(Stored entries)
-=-=-=-=-

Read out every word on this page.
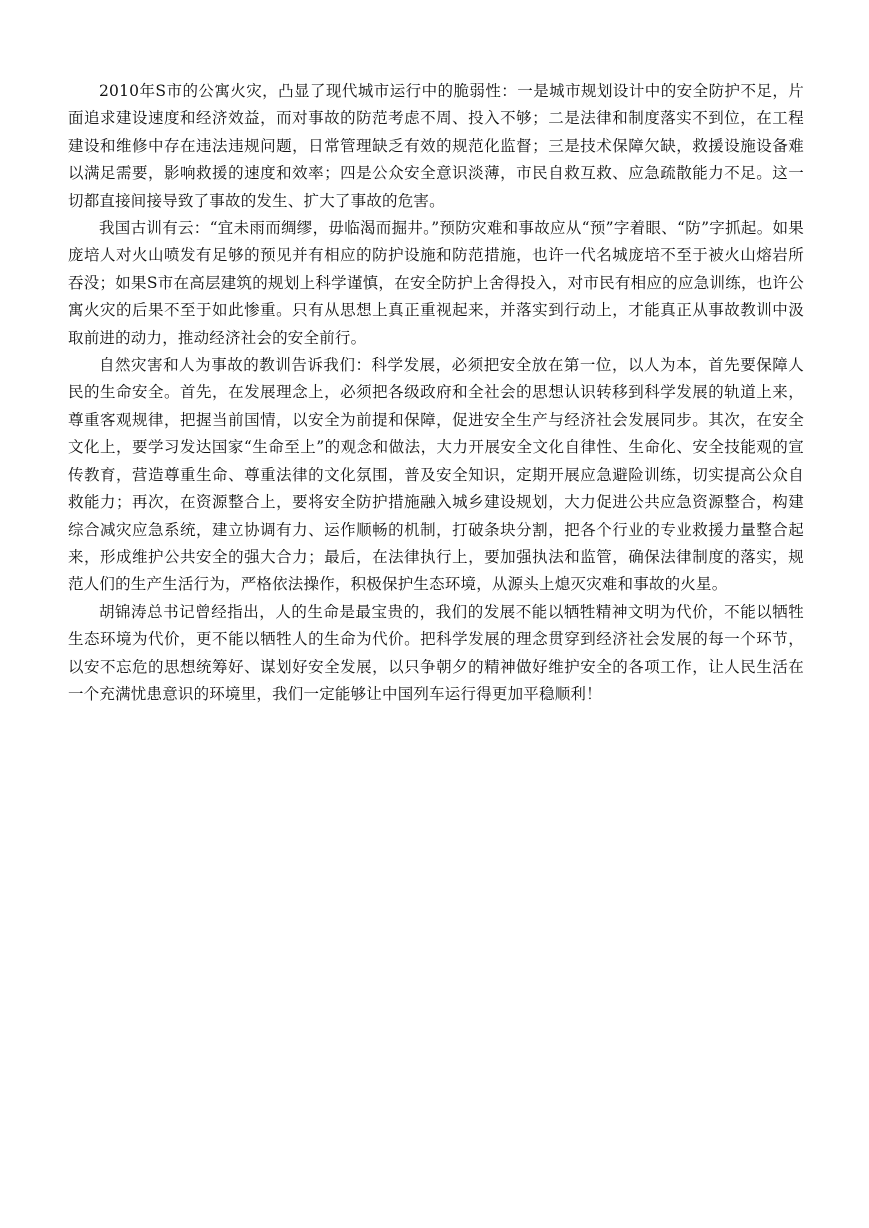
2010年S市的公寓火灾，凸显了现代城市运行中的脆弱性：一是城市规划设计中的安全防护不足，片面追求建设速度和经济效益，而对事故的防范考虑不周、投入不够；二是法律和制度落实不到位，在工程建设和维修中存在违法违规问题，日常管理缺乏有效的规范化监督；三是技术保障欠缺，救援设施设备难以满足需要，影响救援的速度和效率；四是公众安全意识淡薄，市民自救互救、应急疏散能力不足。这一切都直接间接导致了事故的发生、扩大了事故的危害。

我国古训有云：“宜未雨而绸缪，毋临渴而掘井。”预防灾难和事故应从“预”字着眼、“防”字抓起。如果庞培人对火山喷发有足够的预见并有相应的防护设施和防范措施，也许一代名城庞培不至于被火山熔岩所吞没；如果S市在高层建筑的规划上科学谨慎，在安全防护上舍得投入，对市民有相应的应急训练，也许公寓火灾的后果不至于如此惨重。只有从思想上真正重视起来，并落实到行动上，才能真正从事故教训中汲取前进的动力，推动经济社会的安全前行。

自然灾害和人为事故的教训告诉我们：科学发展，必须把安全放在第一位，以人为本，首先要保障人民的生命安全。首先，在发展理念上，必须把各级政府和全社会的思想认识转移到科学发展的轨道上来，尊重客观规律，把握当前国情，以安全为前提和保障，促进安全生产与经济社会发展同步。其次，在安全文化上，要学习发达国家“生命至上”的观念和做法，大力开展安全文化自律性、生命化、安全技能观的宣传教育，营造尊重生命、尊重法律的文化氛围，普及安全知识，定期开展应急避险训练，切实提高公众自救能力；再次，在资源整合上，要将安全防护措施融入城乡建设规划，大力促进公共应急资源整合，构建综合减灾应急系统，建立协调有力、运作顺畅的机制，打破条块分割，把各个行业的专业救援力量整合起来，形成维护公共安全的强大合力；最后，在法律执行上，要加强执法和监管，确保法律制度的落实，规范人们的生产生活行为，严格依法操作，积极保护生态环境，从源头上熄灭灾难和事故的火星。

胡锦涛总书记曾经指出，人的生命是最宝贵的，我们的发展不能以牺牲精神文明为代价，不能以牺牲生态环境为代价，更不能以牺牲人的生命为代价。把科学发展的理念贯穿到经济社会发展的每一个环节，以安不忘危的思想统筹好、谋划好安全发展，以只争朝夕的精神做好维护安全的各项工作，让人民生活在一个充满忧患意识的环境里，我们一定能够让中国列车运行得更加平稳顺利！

-=-=-=-=-

SET EXERCISE:
Retype all the records shown above, character for character. Omit every picture.

ANSWER BELOW:
Read out every word on this page.
2010年S市的公寓火灾，凸显了现代城市运行中的脆弱性：一是城市规划设计中的安全防护不足，片面追求建设速度和经济效益，而对事故的防范考虑不周、投入不够；二是法律和制度落实不到位，在工程建设和维修中存在违法违规问题，日常管理缺乏有效的规范化监督；三是技术保障欠缺，救援设施设备难以满足需要，影响救援的速度和效率；四是公众安全意识淡薄，市民自救互救、应急疏散能力不足。这一切都直接间接导致了事故的发生、扩大了事故的危害。

我国古训有云：“宜未雨而绸缪，毋临渴而掘井。”预防灾难和事故应从“预”字着眼、“防”字抓起。如果庞培人对火山喷发有足够的预见并有相应的防护设施和防范措施，也许一代名城庞培不至于被火山熔岩所吞没；如果S市在高层建筑的规划上科学谨慎，在安全防护上舍得投入，对市民有相应的应急训练，也许公寓火灾的后果不至于如此惨重。只有从思想上真正重视起来，并落实到行动上，才能真正从事故教训中汲取前进的动力，推动经济社会的安全前行。

自然灾害和人为事故的教训告诉我们：科学发展，必须把安全放在第一位，以人为本，首先要保障人民的生命安全。首先，在发展理念上，必须把各级政府和全社会的思想认识转移到科学发展的轨道上来，尊重客观规律，把握当前国情，以安全为前提和保障，促进安全生产与经济社会发展同步。其次，在安全文化上，要学习发达国家“生命至上”的观念和做法，大力开展安全文化自律性、生命化、安全技能观的宣传教育，营造尊重生命、尊重法律的文化氛围，普及安全知识，定期开展应急避险训练，切实提高公众自救能力；再次，在资源整合上，要将安全防护措施融入城乡建设规划，大力促进公共应急资源整合，构建综合减灾应急系统，建立协调有力、运作顺畅的机制，打破条块分割，把各个行业的专业救援力量整合起来，形成维护公共安全的强大合力；最后，在法律执行上，要加强执法和监管，确保法律制度的落实，规范人们的生产生活行为，严格依法操作，积极保护生态环境，从源头上熄灭灾难和事故的火星。

胡锦涛总书记曾经指出，人的生命是最宝贵的，我们的发展不能以牺牲精神文明为代价，不能以牺牲生态环境为代价，更不能以牺牲人的生命为代价。把科学发展的理念贯穿到经济社会发展的每一个环节，以安不忘危的思想统筹好、谋划好安全发展，以只争朝夕的精神做好维护安全的各项工作，让人民生活在一个充满忧患意识的环境里，我们一定能够让中国列车运行得更加平稳顺利！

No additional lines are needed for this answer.